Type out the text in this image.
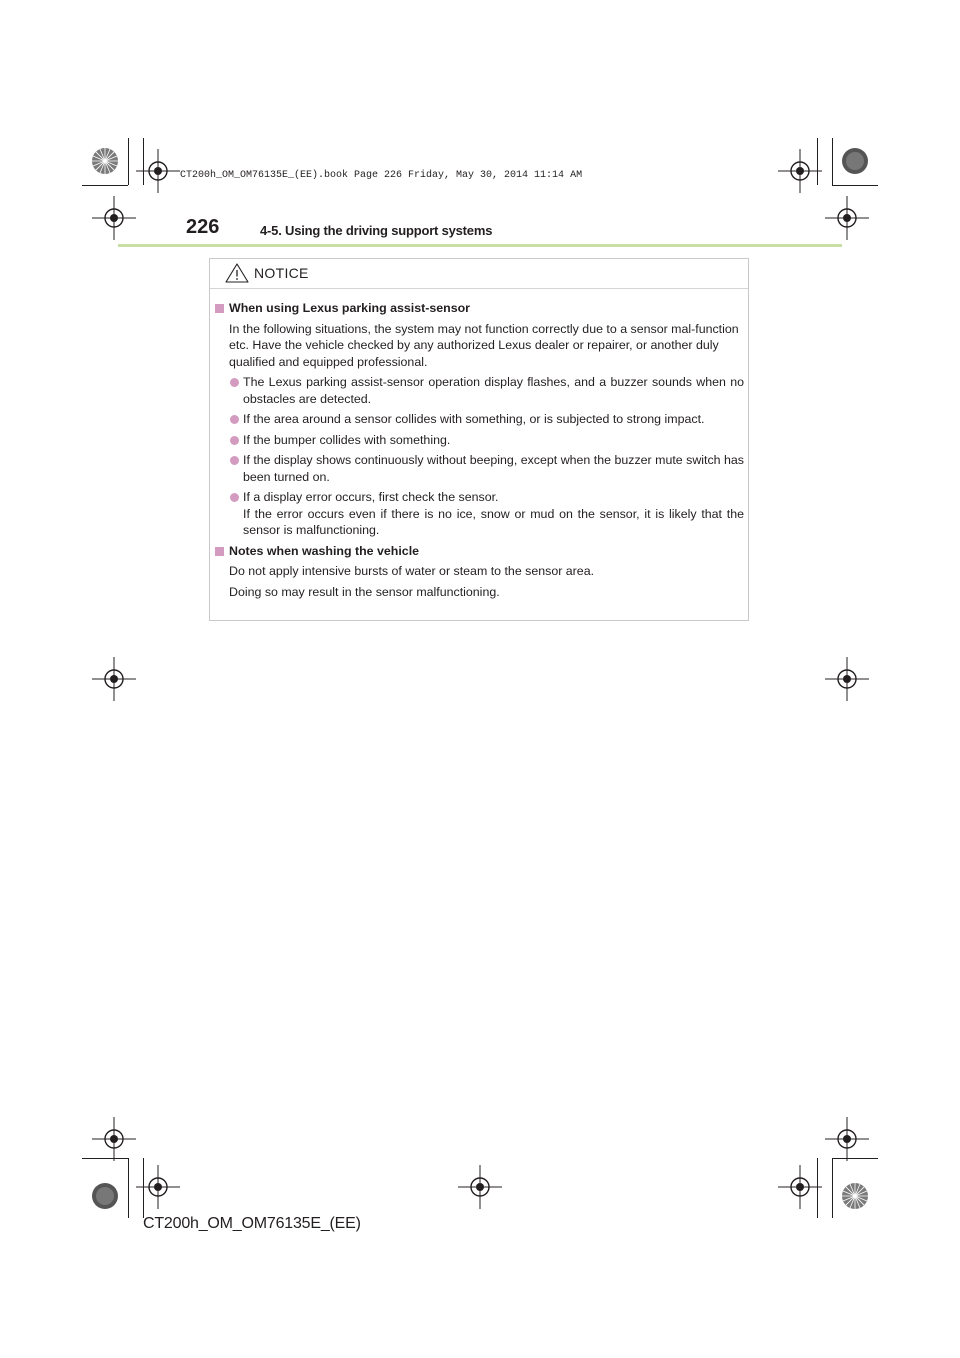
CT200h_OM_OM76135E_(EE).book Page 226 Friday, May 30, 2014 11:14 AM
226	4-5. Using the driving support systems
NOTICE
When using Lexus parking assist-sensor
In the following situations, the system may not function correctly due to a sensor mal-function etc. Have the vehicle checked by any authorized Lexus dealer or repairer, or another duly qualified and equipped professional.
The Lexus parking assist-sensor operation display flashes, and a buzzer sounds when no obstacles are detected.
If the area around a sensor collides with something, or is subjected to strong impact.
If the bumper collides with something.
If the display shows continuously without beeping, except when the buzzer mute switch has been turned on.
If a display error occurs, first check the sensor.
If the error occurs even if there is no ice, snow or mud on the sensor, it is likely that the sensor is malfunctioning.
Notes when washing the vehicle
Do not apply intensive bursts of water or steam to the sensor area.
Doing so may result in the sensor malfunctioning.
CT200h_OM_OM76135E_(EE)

==

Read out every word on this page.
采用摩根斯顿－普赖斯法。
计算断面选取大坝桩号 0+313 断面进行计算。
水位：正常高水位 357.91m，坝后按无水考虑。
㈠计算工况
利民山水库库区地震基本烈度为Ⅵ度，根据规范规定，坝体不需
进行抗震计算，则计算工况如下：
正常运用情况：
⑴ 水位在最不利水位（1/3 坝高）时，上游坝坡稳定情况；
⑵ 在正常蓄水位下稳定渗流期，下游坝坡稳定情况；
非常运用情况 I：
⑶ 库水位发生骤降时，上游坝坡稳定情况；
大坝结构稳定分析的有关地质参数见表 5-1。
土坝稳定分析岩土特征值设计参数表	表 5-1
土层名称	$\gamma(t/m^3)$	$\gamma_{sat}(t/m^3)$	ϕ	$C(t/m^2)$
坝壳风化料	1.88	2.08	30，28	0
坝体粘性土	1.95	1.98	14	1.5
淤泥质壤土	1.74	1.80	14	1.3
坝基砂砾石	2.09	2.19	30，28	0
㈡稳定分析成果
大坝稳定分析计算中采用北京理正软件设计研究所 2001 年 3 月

_Given task_
State the number of lines in the data that include the string "area", and add nothing else.

_Task solution_
2